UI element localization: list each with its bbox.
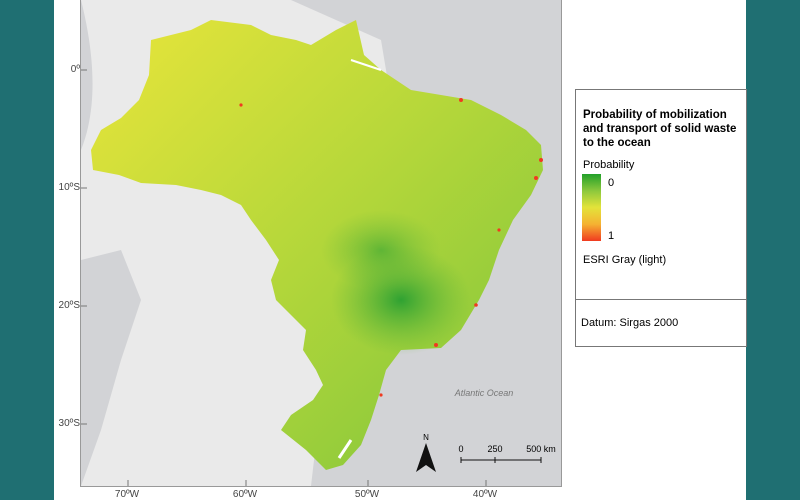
legend-divider (576, 299, 746, 300)
lat-tick-30s: 30ºS (58, 418, 80, 429)
map-legend: Probability of mobilization and transpor… (575, 89, 747, 347)
map-frame[interactable]: Atlantic Ocean N 0 250 500 km (80, 0, 562, 487)
ramp-high-label: 1 (608, 230, 615, 242)
lon-tick-50w: 50ºW (354, 489, 380, 500)
legend-probability-label: Probability (583, 159, 635, 171)
lon-tick-40w: 40ºW (472, 489, 498, 500)
legend-title: Probability of mobilization and transpor… (583, 109, 737, 149)
lon-tick-70w: 70ºW (114, 489, 140, 500)
scale-label-0: 0 (458, 444, 463, 454)
scale-label-500: 500 km (526, 444, 556, 454)
lon-tick-60w: 60ºW (232, 489, 258, 500)
datum-label: Datum: Sirgas 2000 (581, 317, 679, 329)
lat-tick-20s: 20ºS (58, 300, 80, 311)
scale-label-250: 250 (487, 444, 502, 454)
scale-bar: 0 250 500 km (458, 444, 556, 463)
lat-tick-0: 0º (70, 64, 80, 75)
map-canvas: Atlantic Ocean N 0 250 500 km (81, 0, 556, 486)
basemap-label: ESRI Gray (light) (583, 254, 667, 266)
svg-text:N: N (423, 433, 429, 442)
pacific-coast (81, 250, 141, 486)
north-arrow-icon: N (416, 433, 436, 472)
brazil-territory (91, 20, 543, 470)
ramp-low-label: 0 (608, 177, 615, 189)
lat-tick-10s: 10ºS (58, 182, 80, 193)
probability-color-ramp (582, 174, 601, 241)
ocean-label: Atlantic Ocean (454, 388, 514, 398)
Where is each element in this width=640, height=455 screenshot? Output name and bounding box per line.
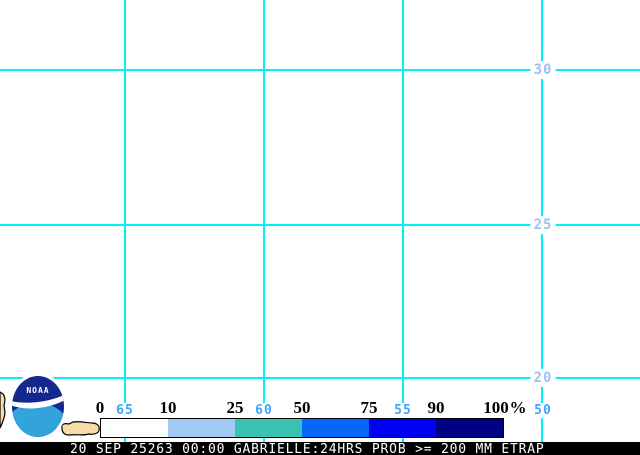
latitude-label: 30 bbox=[530, 61, 556, 79]
grid-line-vertical bbox=[402, 0, 404, 442]
scale-tick-label: 25 bbox=[226, 398, 244, 417]
scale-tick-label: 90 bbox=[427, 398, 445, 417]
longitude-label: 55 bbox=[392, 403, 414, 418]
probability-color-scale bbox=[100, 418, 504, 438]
color-scale-segment bbox=[302, 419, 369, 437]
percent-label: % bbox=[509, 398, 527, 417]
grid-line-vertical bbox=[263, 0, 265, 442]
scale-tick-label: 50 bbox=[293, 398, 311, 417]
color-scale-segment bbox=[235, 419, 302, 437]
scale-tick-label: 75 bbox=[360, 398, 378, 417]
grid-line-horizontal bbox=[0, 69, 640, 71]
scale-tick-label: 0 bbox=[95, 398, 105, 417]
noaa-sea-shape bbox=[12, 403, 64, 437]
status-bar: 20 SEP 25263 00:00 GABRIELLE:24HRS PROB … bbox=[0, 442, 640, 455]
noaa-logo: NOAA bbox=[9, 373, 67, 440]
grid-line-horizontal bbox=[0, 224, 640, 226]
scale-tick-label: 10 bbox=[159, 398, 177, 417]
latitude-label: 25 bbox=[530, 216, 556, 234]
color-scale-segment bbox=[168, 419, 235, 437]
color-scale-segment bbox=[436, 419, 503, 437]
color-scale-segment bbox=[369, 419, 436, 437]
scale-tick-label: 100 bbox=[483, 398, 509, 417]
longitude-label: 65 bbox=[114, 403, 136, 418]
grid-line-vertical bbox=[124, 0, 126, 442]
status-bar-text: 20 SEP 25263 00:00 GABRIELLE:24HRS PROB … bbox=[70, 442, 545, 455]
grid-line-horizontal bbox=[0, 377, 640, 379]
longitude-label: 50 bbox=[532, 403, 554, 418]
longitude-label: 60 bbox=[253, 403, 275, 418]
noaa-logo-text: NOAA bbox=[26, 386, 50, 395]
color-scale-segment bbox=[101, 419, 168, 437]
latitude-label: 20 bbox=[530, 369, 556, 387]
island-puerto-rico bbox=[61, 421, 100, 436]
noaa-logo-emblem: NOAA bbox=[12, 376, 64, 437]
island-hispaniola-edge bbox=[0, 391, 6, 429]
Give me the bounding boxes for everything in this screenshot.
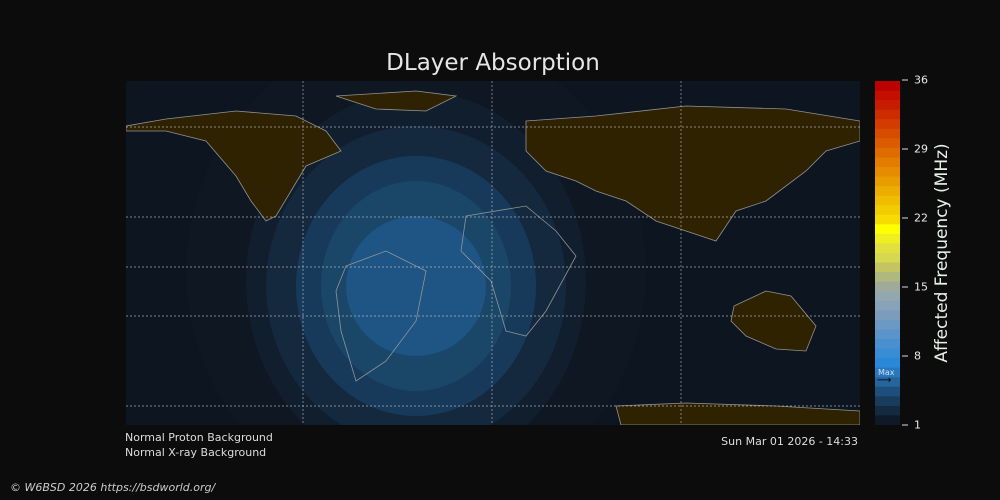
colorbar-band	[875, 310, 900, 321]
continents	[126, 90, 860, 425]
colorbar-tick: 36	[902, 74, 928, 87]
colorbar-band	[875, 281, 900, 292]
colorbar-band	[875, 272, 900, 283]
colorbar-band	[875, 128, 900, 139]
eurasia	[525, 105, 860, 242]
map-svg	[126, 81, 860, 425]
colorbar-band	[875, 377, 900, 388]
colorbar-band	[875, 205, 900, 216]
colorbar-band	[875, 147, 900, 158]
colorbar-band	[875, 329, 900, 340]
colorbar-band	[875, 214, 900, 225]
colorbar-band	[875, 405, 900, 416]
colorbar-band	[875, 367, 900, 378]
xray-status: Normal X-ray Background	[125, 446, 267, 459]
greenland	[335, 90, 458, 112]
colorbar-band	[875, 291, 900, 302]
colorbar-band	[875, 157, 900, 168]
chart-title: DLayer Absorption	[386, 50, 600, 76]
colorbar-band	[875, 396, 900, 407]
africa	[460, 205, 577, 337]
colorbar-band	[875, 167, 900, 178]
north-america	[126, 110, 342, 222]
colorbar-band	[875, 224, 900, 235]
absorption-map	[126, 81, 860, 425]
colorbar-band	[875, 176, 900, 187]
colorbar-band	[875, 186, 900, 197]
colorbar-band	[875, 358, 900, 369]
max-arrow-icon: ⟶	[877, 374, 892, 386]
colorbar-band	[875, 195, 900, 206]
colorbar-band	[875, 319, 900, 330]
colorbar-band	[875, 300, 900, 311]
max-marker-label: Max	[878, 367, 895, 377]
australia	[730, 290, 817, 352]
colorbar-band	[875, 119, 900, 130]
contour-6	[346, 216, 486, 356]
colorbar-band	[875, 138, 900, 149]
colorbar-band	[875, 233, 900, 244]
timestamp: Sun Mar 01 2026 - 14:33	[721, 435, 858, 448]
colorbar-band	[875, 243, 900, 254]
colorbar-tick: 22	[902, 212, 928, 225]
colorbar-tick: 15	[902, 281, 928, 294]
copyright: © W6BSD 2026 https://bsdworld.org/	[10, 481, 216, 494]
colorbar	[875, 81, 900, 425]
proton-status: Normal Proton Background	[125, 431, 273, 444]
colorbar-tick: 1	[902, 419, 921, 432]
south-america	[335, 250, 427, 382]
colorbar-band	[875, 386, 900, 397]
antarctica	[615, 402, 860, 425]
colorbar-band	[875, 100, 900, 111]
colorbar-band	[875, 81, 900, 92]
absorption-contours	[186, 81, 646, 425]
colorbar-band	[875, 415, 900, 425]
colorbar-label: Affected Frequency (MHz)	[932, 143, 952, 363]
colorbar-band	[875, 348, 900, 359]
colorbar-band	[875, 90, 900, 101]
colorbar-band	[875, 253, 900, 264]
colorbar-tick: 8	[902, 350, 921, 363]
colorbar-band	[875, 262, 900, 273]
colorbar-tick: 29	[902, 143, 928, 156]
colorbar-band	[875, 109, 900, 120]
colorbar-band	[875, 339, 900, 350]
graticule	[126, 81, 860, 425]
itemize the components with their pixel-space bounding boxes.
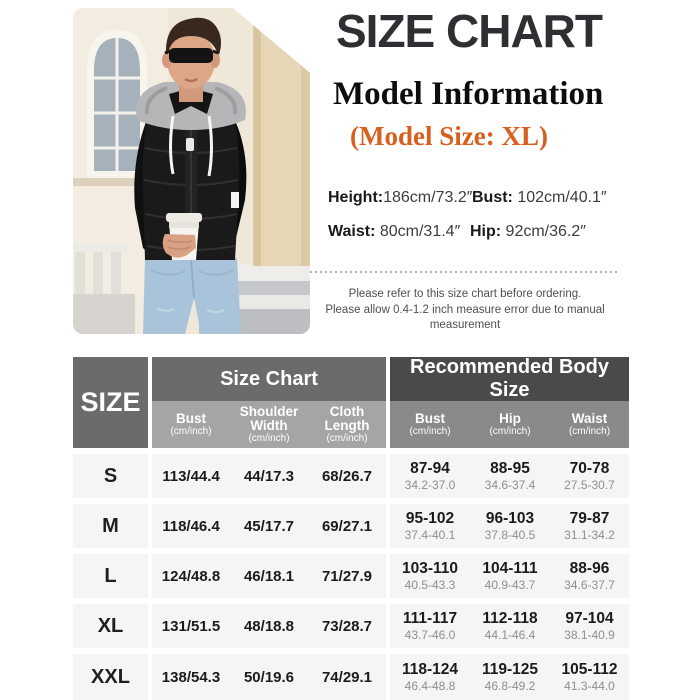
group-header-recommended-body-size: Recommended Body Size [390,356,629,401]
row-S-rec-bust: 87-94 34.2-37.0 [390,454,470,498]
row-L-rec-waist: 88-96 34.6-37.7 [550,554,629,598]
measurement-bust-label: Bust: [472,189,513,206]
row-XXL-rec-bust: 118-124 46.4-48.8 [390,654,470,700]
col-header-bust-body: Bust (cm/inch) [390,401,470,448]
row-M-shoulder-width: 45/17.7 [230,504,308,548]
measurement-waist-label: Waist: [328,223,376,240]
row-S-size: S [73,454,148,498]
row-M-cloth-length: 69/27.1 [308,504,386,548]
measurement-bust: Bust: 102cm/40.1″ [472,189,607,207]
model-info-heading: Model Information [333,76,604,112]
row-XL-rec-waist: 97-104 38.1-40.9 [550,604,629,648]
row-S-bust: 113/44.4 [152,454,230,498]
size-chart-notes: Please refer to this size chart before o… [300,287,630,334]
row-XL-cloth-length: 73/28.7 [308,604,386,648]
measurement-height-value: 186cm/73.2″ [383,189,473,206]
row-L-rec-hip: 104-111 40.9-43.7 [470,554,550,598]
row-XL-rec-hip: 112-118 44.1-46.4 [470,604,550,648]
measurement-bust-value: 102cm/40.1″ [512,189,607,206]
col-header-waist: Waist (cm/inch) [550,401,629,448]
note-line-2: Please allow 0.4-1.2 inch measure error … [325,303,605,332]
product-photo [73,8,310,334]
row-XL-size: XL [73,604,148,648]
note-line-1: Please refer to this size chart before o… [348,288,582,300]
row-L-cloth-length: 71/27.9 [308,554,386,598]
row-XXL-cloth-length: 74/29.1 [308,654,386,700]
col-header-cloth-length: Cloth Length (cm/inch) [308,401,386,448]
measurement-waist: Waist: 80cm/31.4″ [328,223,460,241]
row-M-bust: 118/46.4 [152,504,230,548]
row-M-rec-waist: 79-87 31.1-34.2 [550,504,629,548]
row-M-rec-hip: 96-103 37.8-40.5 [470,504,550,548]
dotted-divider [310,271,618,273]
row-XXL-rec-waist: 105-112 41.3-44.0 [550,654,629,700]
measurement-hip-label: Hip: [470,223,502,240]
row-XXL-size: XXL [73,654,148,700]
model-size-label: (Model Size: XL) [350,121,548,151]
row-XXL-bust: 138/54.3 [152,654,230,700]
row-S-rec-waist: 70-78 27.5-30.7 [550,454,629,498]
row-XL-bust: 131/51.5 [152,604,230,648]
row-M-size: M [73,504,148,548]
measurement-height-label: Height: [328,189,384,206]
measurement-height: Height:186cm/73.2″ [328,189,472,207]
row-S-shoulder-width: 44/17.3 [230,454,308,498]
col-header-shoulder-width: Shoulder Width (cm/inch) [230,401,308,448]
row-M-rec-bust: 95-102 37.4-40.1 [390,504,470,548]
measurement-hip-value: 92cm/36.2″ [501,223,586,240]
row-S-rec-hip: 88-95 34.6-37.4 [470,454,550,498]
row-XXL-shoulder-width: 50/19.6 [230,654,308,700]
measurement-hip: Hip: 92cm/36.2″ [470,223,586,241]
row-L-bust: 124/48.8 [152,554,230,598]
page-title: SIZE CHART [336,5,603,57]
measurement-waist-value: 80cm/31.4″ [375,223,461,240]
row-S-cloth-length: 68/26.7 [308,454,386,498]
row-L-size: L [73,554,148,598]
row-XL-rec-bust: 111-117 43.7-46.0 [390,604,470,648]
row-XL-shoulder-width: 48/18.8 [230,604,308,648]
group-header-size-chart: Size Chart [152,357,386,401]
row-L-rec-bust: 103-110 40.5-43.3 [390,554,470,598]
col-header-bust-garment: Bust (cm/inch) [152,401,230,448]
table-corner-header: SIZE [73,357,148,448]
col-header-hip: Hip (cm/inch) [470,401,550,448]
product-photo-illustration [73,8,310,334]
row-XXL-rec-hip: 119-125 46.8-49.2 [470,654,550,700]
size-table: SIZE Size Chart Recommended Body Size Bu… [73,356,629,700]
row-L-shoulder-width: 46/18.1 [230,554,308,598]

### WHAT YOU NEED TO DO
Present the rows from the line containing "310, 900, 321]" up to and including the line containing "350, 921, 363]" as a JSON list of strings, one string per line, leaving out any blank lines.

### EXERCISE RESULT
[
  "colorbar-band\t[875, 310, 900, 321]",
  "continents\t[126, 90, 860, 425]",
  "colorbar-tick: 36\t[902, 74, 928, 87]",
  "colorbar-band\t[875, 281, 900, 292]",
  "colorbar-band\t[875, 272, 900, 283]",
  "colorbar-band\t[875, 128, 900, 139]",
  "eurasia\t[525, 105, 860, 242]",
  "map-svg\t[126, 81, 860, 425]",
  "colorbar-band\t[875, 377, 900, 388]",
  "colorbar-band\t[875, 205, 900, 216]",
  "colorbar-band\t[875, 147, 900, 158]",
  "colorbar-band\t[875, 329, 900, 340]",
  "colorbar-band\t[875, 214, 900, 225]",
  "colorbar-band\t[875, 405, 900, 416]",
  "colorbar-band\t[875, 367, 900, 378]",
  "xray-status: Normal X-ray Background\t[125, 446, 267, 459]",
  "greenland\t[335, 90, 458, 112]",
  "colorbar-band\t[875, 291, 900, 302]",
  "colorbar-band\t[875, 157, 900, 168]",
  "chart-title: DLayer Absorption\t[386, 50, 600, 76]",
  "colorbar-band\t[875, 396, 900, 407]",
  "africa\t[460, 205, 577, 337]",
  "colorbar-band\t[875, 167, 900, 178]",
  "north-america\t[126, 110, 342, 222]",
  "colorbar-band\t[875, 224, 900, 235]",
  "absorption-map\t[126, 81, 860, 425]",
  "colorbar-band\t[875, 176, 900, 187]",
  "colorbar-band\t[875, 186, 900, 197]",
  "colorbar-band\t[875, 358, 900, 369]",
  "max-arrow-icon: ⟶\t[877, 374, 892, 386]",
  "colorbar-band\t[875, 195, 900, 206]",
  "colorbar-band\t[875, 319, 900, 330]",
  "colorbar-band\t[875, 300, 900, 311]",
  "max-marker-label: Max\t[878, 367, 895, 377]",
  "australia\t[730, 290, 817, 352]",
  "colorbar-band\t[875, 119, 900, 130]",
  "contour-6\t[346, 216, 486, 356]",
  "colorbar-band\t[875, 138, 900, 149]",
  "colorbar-band\t[875, 233, 900, 244]",
  "timestamp: Sun Mar 01 2026 - 14:33\t[721, 435, 858, 448]",
  "colorbar-band\t[875, 243, 900, 254]",
  "colorbar-tick: 22\t[902, 212, 928, 225]",
  "colorbar-tick: 15\t[902, 281, 928, 294]",
  "copyright: © W6BSD 2026 https://bsdworld.org/\t[10, 481, 216, 494]",
  "colorbar\t[875, 81, 900, 425]",
  "proton-status: Normal Proton Background\t[125, 431, 273, 444]",
  "colorbar-tick: 1\t[902, 419, 921, 432]",
  "south-america\t[335, 250, 427, 382]",
  "colorbar-band\t[875, 386, 900, 397]",
  "antarctica\t[615, 402, 860, 425]",
  "colorbar-band\t[875, 100, 900, 111]",
  "colorbar-band\t[875, 81, 900, 92]",
  "absorption-contours\t[186, 81, 646, 425]",
  "colorbar-band\t[875, 415, 900, 425]",
  "colorbar-label: Affected Frequency (MHz)\t[932, 143, 952, 363]",
  "colorbar-band\t[875, 348, 900, 359]",
  "colorbar-band\t[875, 90, 900, 101]",
  "colorbar-band\t[875, 253, 900, 264]",
  "colorbar-tick: 8\t[902, 350, 921, 363]"
]